▸ **Records from a data collection**
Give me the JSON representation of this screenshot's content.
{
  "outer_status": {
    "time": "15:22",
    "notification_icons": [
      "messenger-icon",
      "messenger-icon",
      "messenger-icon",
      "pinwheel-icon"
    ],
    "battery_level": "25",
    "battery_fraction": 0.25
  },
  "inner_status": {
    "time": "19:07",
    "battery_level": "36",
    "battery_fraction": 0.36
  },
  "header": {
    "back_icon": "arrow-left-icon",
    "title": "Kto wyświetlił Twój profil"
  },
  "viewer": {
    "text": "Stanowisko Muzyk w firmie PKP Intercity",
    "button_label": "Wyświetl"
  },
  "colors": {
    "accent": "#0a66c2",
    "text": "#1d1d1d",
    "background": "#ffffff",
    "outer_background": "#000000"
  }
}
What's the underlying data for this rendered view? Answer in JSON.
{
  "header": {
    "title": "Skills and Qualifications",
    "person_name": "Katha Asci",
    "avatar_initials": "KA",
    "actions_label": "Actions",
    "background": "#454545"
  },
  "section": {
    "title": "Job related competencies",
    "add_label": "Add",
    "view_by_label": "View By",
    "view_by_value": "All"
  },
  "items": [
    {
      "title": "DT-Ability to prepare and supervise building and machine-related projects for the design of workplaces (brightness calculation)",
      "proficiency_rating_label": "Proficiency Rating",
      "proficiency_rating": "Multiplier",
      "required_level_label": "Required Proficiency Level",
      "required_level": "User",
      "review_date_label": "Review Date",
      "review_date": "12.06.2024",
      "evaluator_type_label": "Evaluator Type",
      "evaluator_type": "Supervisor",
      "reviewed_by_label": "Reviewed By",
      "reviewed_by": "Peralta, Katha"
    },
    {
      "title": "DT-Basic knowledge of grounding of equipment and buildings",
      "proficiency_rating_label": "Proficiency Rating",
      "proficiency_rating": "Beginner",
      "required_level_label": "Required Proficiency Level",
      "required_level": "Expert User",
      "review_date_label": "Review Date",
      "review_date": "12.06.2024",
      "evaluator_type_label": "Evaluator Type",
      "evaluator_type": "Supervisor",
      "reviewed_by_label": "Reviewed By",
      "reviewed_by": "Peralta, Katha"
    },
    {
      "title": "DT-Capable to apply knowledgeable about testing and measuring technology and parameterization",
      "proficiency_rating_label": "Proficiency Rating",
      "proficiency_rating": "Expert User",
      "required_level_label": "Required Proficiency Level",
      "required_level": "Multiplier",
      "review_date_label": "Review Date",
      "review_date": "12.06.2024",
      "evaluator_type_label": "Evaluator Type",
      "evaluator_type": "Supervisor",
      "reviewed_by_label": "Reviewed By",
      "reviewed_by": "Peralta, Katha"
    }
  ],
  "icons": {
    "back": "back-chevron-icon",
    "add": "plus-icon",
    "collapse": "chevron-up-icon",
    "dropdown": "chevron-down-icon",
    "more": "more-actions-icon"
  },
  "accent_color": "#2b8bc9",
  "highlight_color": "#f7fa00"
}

▸ **What the task asks**
Extract the whole listing, character for character.

▸ **Response to this task**
Give me the JSON representation of this screenshot's content.
{
  "outer_status": {
    "time": "15:22",
    "notification_icons": [
      "messenger-icon",
      "messenger-icon",
      "messenger-icon",
      "pinwheel-icon"
    ],
    "battery_level": "25",
    "battery_fraction": 0.25
  },
  "inner_status": {
    "time": "19:07",
    "battery_level": "36",
    "battery_fraction": 0.36
  },
  "header": {
    "back_icon": "arrow-left-icon",
    "title": "Kto wyświetlił Twój profil"
  },
  "viewer": {
    "text": "Stanowisko Muzyk w firmie PKP Intercity",
    "button_label": "Wyświetl"
  },
  "colors": {
    "accent": "#0a66c2",
    "text": "#1d1d1d",
    "background": "#ffffff",
    "outer_background": "#000000"
  }
}
What's the underlying data for this rendered view? Answer in JSON.
{
  "header": {
    "title": "Skills and Qualifications",
    "person_name": "Katha Asci",
    "avatar_initials": "KA",
    "actions_label": "Actions",
    "background": "#454545"
  },
  "section": {
    "title": "Job related competencies",
    "add_label": "Add",
    "view_by_label": "View By",
    "view_by_value": "All"
  },
  "items": [
    {
      "title": "DT-Ability to prepare and supervise building and machine-related projects for the design of workplaces (brightness calculation)",
      "proficiency_rating_label": "Proficiency Rating",
      "proficiency_rating": "Multiplier",
      "required_level_label": "Required Proficiency Level",
      "required_level": "User",
      "review_date_label": "Review Date",
      "review_date": "12.06.2024",
      "evaluator_type_label": "Evaluator Type",
      "evaluator_type": "Supervisor",
      "reviewed_by_label": "Reviewed By",
      "reviewed_by": "Peralta, Katha"
    },
    {
      "title": "DT-Basic knowledge of grounding of equipment and buildings",
      "proficiency_rating_label": "Proficiency Rating",
      "proficiency_rating": "Beginner",
      "required_level_label": "Required Proficiency Level",
      "required_level": "Expert User",
      "review_date_label": "Review Date",
      "review_date": "12.06.2024",
      "evaluator_type_label": "Evaluator Type",
      "evaluator_type": "Supervisor",
      "reviewed_by_label": "Reviewed By",
      "reviewed_by": "Peralta, Katha"
    },
    {
      "title": "DT-Capable to apply knowledgeable about testing and measuring technology and parameterization",
      "proficiency_rating_label": "Proficiency Rating",
      "proficiency_rating": "Expert User",
      "required_level_label": "Required Proficiency Level",
      "required_level": "Multiplier",
      "review_date_label": "Review Date",
      "review_date": "12.06.2024",
      "evaluator_type_label": "Evaluator Type",
      "evaluator_type": "Supervisor",
      "reviewed_by_label": "Reviewed By",
      "reviewed_by": "Peralta, Katha"
    }
  ],
  "icons": {
    "back": "back-chevron-icon",
    "add": "plus-icon",
    "collapse": "chevron-up-icon",
    "dropdown": "chevron-down-icon",
    "more": "more-actions-icon"
  },
  "accent_color": "#2b8bc9",
  "highlight_color": "#f7fa00"
}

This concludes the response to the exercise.